> [What is required]:
Within the records below, find each line that holds the string "ylabel", then copy it.
-- Start Data supplied --
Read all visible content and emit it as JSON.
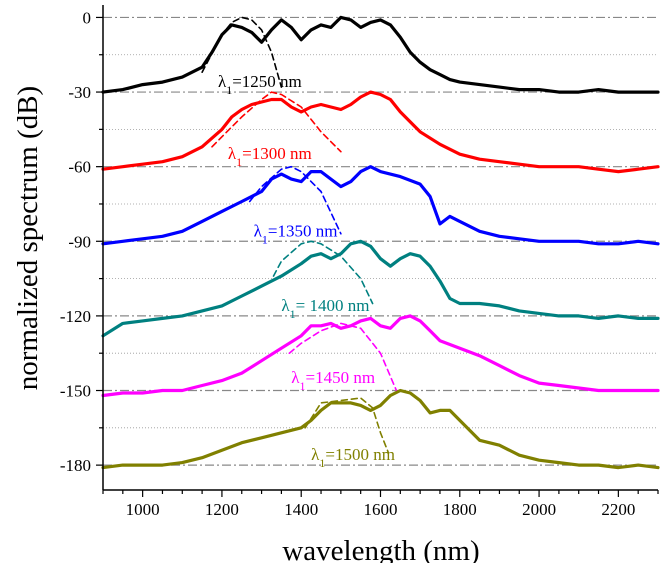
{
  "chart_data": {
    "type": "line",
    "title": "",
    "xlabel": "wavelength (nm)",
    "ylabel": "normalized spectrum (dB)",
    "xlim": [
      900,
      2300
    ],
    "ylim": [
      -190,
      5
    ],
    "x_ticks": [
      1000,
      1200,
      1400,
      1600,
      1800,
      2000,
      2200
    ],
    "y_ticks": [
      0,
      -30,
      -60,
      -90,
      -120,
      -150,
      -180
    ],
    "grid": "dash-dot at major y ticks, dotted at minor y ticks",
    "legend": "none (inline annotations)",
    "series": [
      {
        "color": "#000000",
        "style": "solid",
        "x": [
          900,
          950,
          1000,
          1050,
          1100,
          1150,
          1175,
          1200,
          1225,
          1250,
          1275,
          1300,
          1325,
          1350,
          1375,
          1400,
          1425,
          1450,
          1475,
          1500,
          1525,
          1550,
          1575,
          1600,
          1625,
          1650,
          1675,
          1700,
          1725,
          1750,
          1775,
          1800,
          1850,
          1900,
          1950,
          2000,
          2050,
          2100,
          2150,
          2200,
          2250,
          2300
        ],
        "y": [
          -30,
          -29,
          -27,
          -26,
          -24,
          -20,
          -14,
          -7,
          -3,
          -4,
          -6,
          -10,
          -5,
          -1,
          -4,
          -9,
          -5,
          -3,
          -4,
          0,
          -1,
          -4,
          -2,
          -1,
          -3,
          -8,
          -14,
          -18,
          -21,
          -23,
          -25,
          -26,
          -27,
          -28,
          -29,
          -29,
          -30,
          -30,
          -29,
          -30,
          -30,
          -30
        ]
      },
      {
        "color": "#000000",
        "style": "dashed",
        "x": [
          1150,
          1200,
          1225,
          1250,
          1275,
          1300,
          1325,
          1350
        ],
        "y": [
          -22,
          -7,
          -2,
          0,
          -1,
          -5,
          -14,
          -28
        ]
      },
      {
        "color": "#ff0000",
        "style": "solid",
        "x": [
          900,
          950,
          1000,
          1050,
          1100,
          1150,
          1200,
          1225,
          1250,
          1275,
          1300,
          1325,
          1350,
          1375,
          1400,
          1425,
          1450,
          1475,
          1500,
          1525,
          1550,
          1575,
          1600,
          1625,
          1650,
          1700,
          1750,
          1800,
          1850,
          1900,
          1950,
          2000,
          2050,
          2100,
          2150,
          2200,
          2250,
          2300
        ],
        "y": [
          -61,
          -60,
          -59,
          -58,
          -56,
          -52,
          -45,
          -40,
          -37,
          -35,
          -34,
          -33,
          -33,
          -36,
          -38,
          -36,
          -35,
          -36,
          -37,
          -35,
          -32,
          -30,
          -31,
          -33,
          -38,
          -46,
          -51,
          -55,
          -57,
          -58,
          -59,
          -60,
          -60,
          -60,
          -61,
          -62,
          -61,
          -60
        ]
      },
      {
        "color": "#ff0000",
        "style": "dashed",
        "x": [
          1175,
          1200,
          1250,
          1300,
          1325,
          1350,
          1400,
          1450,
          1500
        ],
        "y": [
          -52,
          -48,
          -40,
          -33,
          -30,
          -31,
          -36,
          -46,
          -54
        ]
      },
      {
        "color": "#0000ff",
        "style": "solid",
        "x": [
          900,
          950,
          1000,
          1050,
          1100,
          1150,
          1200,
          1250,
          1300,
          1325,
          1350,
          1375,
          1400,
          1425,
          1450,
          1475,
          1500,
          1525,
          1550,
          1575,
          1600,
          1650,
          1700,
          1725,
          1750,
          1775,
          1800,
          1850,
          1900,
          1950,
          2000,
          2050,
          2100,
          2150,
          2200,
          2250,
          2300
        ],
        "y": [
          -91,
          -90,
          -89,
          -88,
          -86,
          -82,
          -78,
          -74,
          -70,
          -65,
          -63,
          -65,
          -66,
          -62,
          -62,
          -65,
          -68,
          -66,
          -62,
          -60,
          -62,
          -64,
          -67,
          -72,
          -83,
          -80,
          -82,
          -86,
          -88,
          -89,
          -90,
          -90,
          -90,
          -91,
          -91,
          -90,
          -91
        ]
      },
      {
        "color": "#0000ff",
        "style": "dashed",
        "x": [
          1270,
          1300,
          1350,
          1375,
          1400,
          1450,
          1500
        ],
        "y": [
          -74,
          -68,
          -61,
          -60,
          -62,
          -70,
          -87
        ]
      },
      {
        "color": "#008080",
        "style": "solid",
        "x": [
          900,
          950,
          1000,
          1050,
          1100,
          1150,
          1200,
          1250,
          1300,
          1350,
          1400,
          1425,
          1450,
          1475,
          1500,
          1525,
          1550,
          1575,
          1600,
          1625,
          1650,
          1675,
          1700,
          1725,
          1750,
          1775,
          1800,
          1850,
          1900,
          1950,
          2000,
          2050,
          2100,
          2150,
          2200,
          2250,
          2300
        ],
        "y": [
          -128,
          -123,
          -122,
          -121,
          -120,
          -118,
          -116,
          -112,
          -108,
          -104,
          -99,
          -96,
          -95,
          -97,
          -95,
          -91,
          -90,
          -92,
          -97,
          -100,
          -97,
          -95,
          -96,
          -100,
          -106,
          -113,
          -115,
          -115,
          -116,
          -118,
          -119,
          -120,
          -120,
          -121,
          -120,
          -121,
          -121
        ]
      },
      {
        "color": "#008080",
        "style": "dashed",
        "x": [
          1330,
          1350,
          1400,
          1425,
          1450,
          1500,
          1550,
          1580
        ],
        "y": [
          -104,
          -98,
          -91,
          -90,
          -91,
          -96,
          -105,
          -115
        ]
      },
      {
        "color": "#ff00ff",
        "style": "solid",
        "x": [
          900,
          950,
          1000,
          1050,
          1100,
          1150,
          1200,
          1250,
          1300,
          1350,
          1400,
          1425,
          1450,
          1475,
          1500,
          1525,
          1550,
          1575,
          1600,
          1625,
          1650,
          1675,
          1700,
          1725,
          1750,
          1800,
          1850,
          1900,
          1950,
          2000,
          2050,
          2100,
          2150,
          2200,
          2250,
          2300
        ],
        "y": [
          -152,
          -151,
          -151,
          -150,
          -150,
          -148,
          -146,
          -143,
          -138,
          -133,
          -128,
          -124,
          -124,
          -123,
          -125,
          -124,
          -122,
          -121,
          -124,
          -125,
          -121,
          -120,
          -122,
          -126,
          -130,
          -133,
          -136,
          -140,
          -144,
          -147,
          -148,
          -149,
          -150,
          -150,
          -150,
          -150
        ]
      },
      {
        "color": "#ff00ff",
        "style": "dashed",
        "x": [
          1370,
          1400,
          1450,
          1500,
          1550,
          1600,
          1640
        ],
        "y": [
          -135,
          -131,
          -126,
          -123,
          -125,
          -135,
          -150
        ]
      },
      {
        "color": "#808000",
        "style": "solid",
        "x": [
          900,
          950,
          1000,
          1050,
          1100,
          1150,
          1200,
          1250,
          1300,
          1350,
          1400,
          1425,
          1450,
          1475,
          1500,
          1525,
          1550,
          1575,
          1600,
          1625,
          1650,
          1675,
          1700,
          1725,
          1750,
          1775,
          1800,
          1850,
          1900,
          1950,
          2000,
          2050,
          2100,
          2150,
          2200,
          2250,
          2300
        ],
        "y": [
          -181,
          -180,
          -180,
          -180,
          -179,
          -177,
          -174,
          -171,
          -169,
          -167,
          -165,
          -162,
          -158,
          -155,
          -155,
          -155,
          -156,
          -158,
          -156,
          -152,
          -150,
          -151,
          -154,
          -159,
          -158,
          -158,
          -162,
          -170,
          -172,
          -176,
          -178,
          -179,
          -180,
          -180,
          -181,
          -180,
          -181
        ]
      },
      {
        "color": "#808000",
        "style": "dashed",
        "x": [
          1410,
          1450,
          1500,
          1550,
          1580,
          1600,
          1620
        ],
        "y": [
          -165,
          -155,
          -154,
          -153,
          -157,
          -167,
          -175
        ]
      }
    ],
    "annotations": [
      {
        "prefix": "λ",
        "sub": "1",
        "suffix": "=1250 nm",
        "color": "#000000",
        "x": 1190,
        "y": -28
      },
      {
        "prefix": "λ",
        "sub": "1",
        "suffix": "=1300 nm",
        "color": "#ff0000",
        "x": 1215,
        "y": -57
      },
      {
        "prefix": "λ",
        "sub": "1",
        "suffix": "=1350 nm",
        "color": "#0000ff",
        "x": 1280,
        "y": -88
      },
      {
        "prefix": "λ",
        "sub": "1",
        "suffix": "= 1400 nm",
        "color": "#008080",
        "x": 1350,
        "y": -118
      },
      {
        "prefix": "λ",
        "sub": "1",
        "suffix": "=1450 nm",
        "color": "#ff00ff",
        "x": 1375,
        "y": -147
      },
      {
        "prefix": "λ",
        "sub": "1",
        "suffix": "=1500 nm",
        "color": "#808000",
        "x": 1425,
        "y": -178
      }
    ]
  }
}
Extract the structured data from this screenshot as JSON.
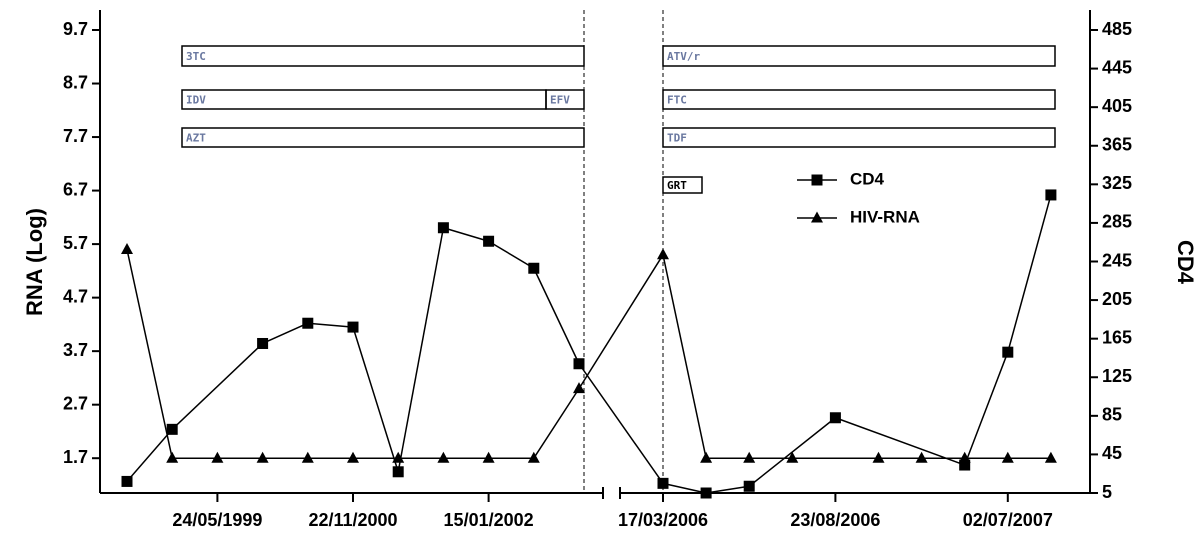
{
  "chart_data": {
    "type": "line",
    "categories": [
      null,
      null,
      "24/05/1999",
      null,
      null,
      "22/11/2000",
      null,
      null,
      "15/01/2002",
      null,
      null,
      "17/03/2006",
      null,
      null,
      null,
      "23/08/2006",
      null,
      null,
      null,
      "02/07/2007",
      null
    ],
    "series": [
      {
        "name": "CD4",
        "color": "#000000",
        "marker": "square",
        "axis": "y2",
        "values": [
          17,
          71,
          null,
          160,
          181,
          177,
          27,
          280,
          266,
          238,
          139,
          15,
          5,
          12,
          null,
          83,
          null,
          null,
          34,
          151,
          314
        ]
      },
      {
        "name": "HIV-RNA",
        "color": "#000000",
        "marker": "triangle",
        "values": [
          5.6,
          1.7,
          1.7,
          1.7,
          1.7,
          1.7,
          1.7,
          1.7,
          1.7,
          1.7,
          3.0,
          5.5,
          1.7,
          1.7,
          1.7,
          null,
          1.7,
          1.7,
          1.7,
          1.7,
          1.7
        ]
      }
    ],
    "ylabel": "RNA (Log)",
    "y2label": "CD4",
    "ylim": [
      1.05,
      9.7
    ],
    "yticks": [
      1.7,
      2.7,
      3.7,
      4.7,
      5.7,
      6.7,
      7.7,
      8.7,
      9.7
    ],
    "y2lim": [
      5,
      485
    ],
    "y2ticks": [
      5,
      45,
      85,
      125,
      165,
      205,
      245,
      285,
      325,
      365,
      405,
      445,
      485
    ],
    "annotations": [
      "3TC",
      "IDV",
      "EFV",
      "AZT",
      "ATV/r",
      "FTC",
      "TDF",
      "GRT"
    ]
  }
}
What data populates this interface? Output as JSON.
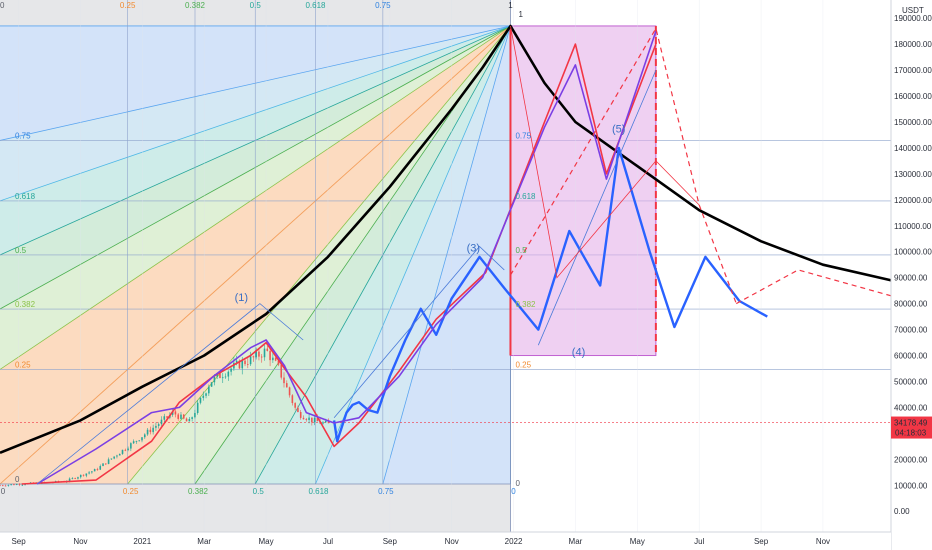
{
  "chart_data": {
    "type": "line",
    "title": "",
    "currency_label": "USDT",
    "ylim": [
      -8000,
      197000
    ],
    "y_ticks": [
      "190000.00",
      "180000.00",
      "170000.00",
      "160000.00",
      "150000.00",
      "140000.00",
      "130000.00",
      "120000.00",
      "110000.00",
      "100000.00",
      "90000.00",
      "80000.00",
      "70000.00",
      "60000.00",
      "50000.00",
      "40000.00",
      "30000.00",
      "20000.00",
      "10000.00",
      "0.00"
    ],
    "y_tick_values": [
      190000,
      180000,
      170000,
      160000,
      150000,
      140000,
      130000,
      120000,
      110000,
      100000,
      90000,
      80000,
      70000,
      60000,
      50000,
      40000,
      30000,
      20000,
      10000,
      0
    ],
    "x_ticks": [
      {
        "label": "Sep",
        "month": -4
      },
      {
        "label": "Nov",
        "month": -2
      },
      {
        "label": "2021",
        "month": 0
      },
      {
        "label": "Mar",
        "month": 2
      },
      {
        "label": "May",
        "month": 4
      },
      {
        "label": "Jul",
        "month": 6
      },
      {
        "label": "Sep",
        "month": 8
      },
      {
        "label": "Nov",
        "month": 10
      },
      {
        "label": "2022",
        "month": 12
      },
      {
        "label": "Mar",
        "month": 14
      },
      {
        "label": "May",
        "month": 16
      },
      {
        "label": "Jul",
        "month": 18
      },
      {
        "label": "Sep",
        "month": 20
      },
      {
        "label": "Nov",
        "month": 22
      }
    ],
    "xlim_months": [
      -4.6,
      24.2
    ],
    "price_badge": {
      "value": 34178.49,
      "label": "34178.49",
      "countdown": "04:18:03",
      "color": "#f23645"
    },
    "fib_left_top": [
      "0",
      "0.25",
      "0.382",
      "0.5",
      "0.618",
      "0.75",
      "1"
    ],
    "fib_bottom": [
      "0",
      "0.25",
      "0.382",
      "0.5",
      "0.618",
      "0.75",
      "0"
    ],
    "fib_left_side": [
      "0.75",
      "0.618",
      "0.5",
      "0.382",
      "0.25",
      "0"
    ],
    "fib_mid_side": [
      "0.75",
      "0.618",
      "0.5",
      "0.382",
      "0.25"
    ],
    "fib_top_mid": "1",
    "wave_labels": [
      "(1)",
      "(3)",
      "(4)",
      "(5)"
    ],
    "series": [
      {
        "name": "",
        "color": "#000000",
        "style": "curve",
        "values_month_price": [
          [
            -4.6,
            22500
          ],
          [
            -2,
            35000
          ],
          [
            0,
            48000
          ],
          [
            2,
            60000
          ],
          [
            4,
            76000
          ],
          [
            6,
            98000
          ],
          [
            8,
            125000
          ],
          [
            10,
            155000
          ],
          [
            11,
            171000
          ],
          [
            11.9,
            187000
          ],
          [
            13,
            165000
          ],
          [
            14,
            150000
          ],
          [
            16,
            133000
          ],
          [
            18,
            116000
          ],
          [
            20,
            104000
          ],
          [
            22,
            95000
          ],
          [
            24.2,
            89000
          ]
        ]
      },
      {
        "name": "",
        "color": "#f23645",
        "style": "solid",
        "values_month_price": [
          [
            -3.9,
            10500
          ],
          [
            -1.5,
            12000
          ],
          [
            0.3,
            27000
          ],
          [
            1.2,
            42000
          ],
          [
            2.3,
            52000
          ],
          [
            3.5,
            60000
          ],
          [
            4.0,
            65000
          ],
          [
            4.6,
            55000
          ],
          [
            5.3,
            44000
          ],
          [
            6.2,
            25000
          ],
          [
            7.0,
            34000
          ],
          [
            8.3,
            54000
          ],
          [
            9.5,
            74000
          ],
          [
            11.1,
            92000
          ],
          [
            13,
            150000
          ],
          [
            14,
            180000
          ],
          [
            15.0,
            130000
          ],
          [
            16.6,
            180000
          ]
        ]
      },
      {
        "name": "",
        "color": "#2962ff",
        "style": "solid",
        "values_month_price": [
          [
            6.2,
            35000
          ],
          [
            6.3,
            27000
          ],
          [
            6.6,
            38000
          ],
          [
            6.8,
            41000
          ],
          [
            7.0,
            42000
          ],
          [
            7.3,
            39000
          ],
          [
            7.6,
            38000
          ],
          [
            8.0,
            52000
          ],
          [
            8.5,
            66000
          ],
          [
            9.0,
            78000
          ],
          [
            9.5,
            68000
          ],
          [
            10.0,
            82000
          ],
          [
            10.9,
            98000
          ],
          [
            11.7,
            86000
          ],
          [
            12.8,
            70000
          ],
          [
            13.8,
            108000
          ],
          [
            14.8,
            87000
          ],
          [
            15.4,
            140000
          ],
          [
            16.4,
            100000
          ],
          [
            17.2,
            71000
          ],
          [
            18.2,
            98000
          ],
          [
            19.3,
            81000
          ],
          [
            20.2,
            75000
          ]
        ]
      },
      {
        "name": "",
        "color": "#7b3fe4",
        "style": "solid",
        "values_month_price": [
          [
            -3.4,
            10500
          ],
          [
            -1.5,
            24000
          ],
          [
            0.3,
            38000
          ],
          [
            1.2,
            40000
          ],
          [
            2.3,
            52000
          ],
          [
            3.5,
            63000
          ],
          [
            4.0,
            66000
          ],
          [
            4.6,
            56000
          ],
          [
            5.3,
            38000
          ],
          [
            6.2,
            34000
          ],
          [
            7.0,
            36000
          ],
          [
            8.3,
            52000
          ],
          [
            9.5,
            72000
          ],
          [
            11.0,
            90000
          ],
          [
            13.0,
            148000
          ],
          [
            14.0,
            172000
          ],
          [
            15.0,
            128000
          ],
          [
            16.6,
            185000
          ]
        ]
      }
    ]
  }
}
-- End Data supplied --
> [Task result]:
    "ylabel": "normalized spectrum (dB)",
    "ylabel": "RNA (Log)",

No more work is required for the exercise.